*DATA SECTION*

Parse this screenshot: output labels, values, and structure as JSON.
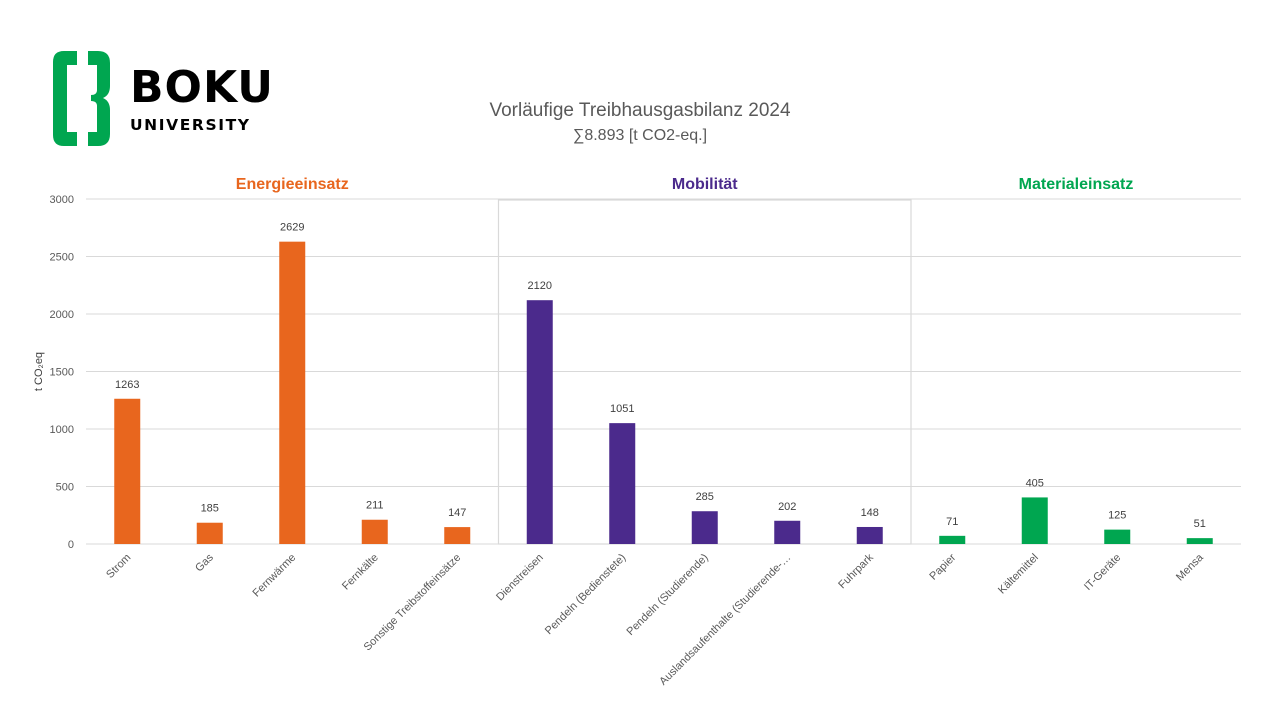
{
  "logo": {
    "word": "BOKU",
    "subword": "UNIVERSITY"
  },
  "chart_data": {
    "type": "bar",
    "title": "Vorläufige Treibhausgasbilanz 2024",
    "subtitle": "∑8.893 [t CO2-eq.]",
    "ylabel": "t CO₂eq",
    "ylim": [
      0,
      3000
    ],
    "yticks": [
      0,
      500,
      1000,
      1500,
      2000,
      2500,
      3000
    ],
    "grid": true,
    "legend": "none",
    "groups": [
      {
        "name": "Energieeinsatz",
        "color": "#E8661E",
        "start": 0,
        "end": 4
      },
      {
        "name": "Mobilität",
        "color": "#4B2A8C",
        "start": 5,
        "end": 9
      },
      {
        "name": "Materialeinsatz",
        "color": "#00A650",
        "start": 10,
        "end": 13
      }
    ],
    "categories": [
      "Strom",
      "Gas",
      "Fernwärme",
      "Fernkälte",
      "Sonstige Treibstoffeinsätze",
      "Dienstreisen",
      "Pendeln (Bedienstete)",
      "Pendeln (Studierende)",
      "Auslandsaufenthalte (Studierende-…",
      "Fuhrpark",
      "Papier",
      "Kältemittel",
      "IT-Geräte",
      "Mensa"
    ],
    "values": [
      1263,
      185,
      2629,
      211,
      147,
      2120,
      1051,
      285,
      202,
      148,
      71,
      405,
      125,
      51
    ],
    "colors": {
      "energie": "#E8661E",
      "mobilitaet": "#4B2A8C",
      "material": "#00A650",
      "gridline": "#D9D9D9"
    }
  }
}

*GIVEN TASK*
Transcribe every line in the entries above, taking out only the images.

*RESULT OF THE EXERCISE*
Parse this screenshot: output labels, values, and structure as JSON.
{
  "logo": {
    "word": "BOKU",
    "subword": "UNIVERSITY"
  },
  "chart_data": {
    "type": "bar",
    "title": "Vorläufige Treibhausgasbilanz 2024",
    "subtitle": "∑8.893 [t CO2-eq.]",
    "ylabel": "t CO₂eq",
    "ylim": [
      0,
      3000
    ],
    "yticks": [
      0,
      500,
      1000,
      1500,
      2000,
      2500,
      3000
    ],
    "grid": true,
    "legend": "none",
    "groups": [
      {
        "name": "Energieeinsatz",
        "color": "#E8661E",
        "start": 0,
        "end": 4
      },
      {
        "name": "Mobilität",
        "color": "#4B2A8C",
        "start": 5,
        "end": 9
      },
      {
        "name": "Materialeinsatz",
        "color": "#00A650",
        "start": 10,
        "end": 13
      }
    ],
    "categories": [
      "Strom",
      "Gas",
      "Fernwärme",
      "Fernkälte",
      "Sonstige Treibstoffeinsätze",
      "Dienstreisen",
      "Pendeln (Bedienstete)",
      "Pendeln (Studierende)",
      "Auslandsaufenthalte (Studierende-…",
      "Fuhrpark",
      "Papier",
      "Kältemittel",
      "IT-Geräte",
      "Mensa"
    ],
    "values": [
      1263,
      185,
      2629,
      211,
      147,
      2120,
      1051,
      285,
      202,
      148,
      71,
      405,
      125,
      51
    ],
    "colors": {
      "energie": "#E8661E",
      "mobilitaet": "#4B2A8C",
      "material": "#00A650",
      "gridline": "#D9D9D9"
    }
  }
}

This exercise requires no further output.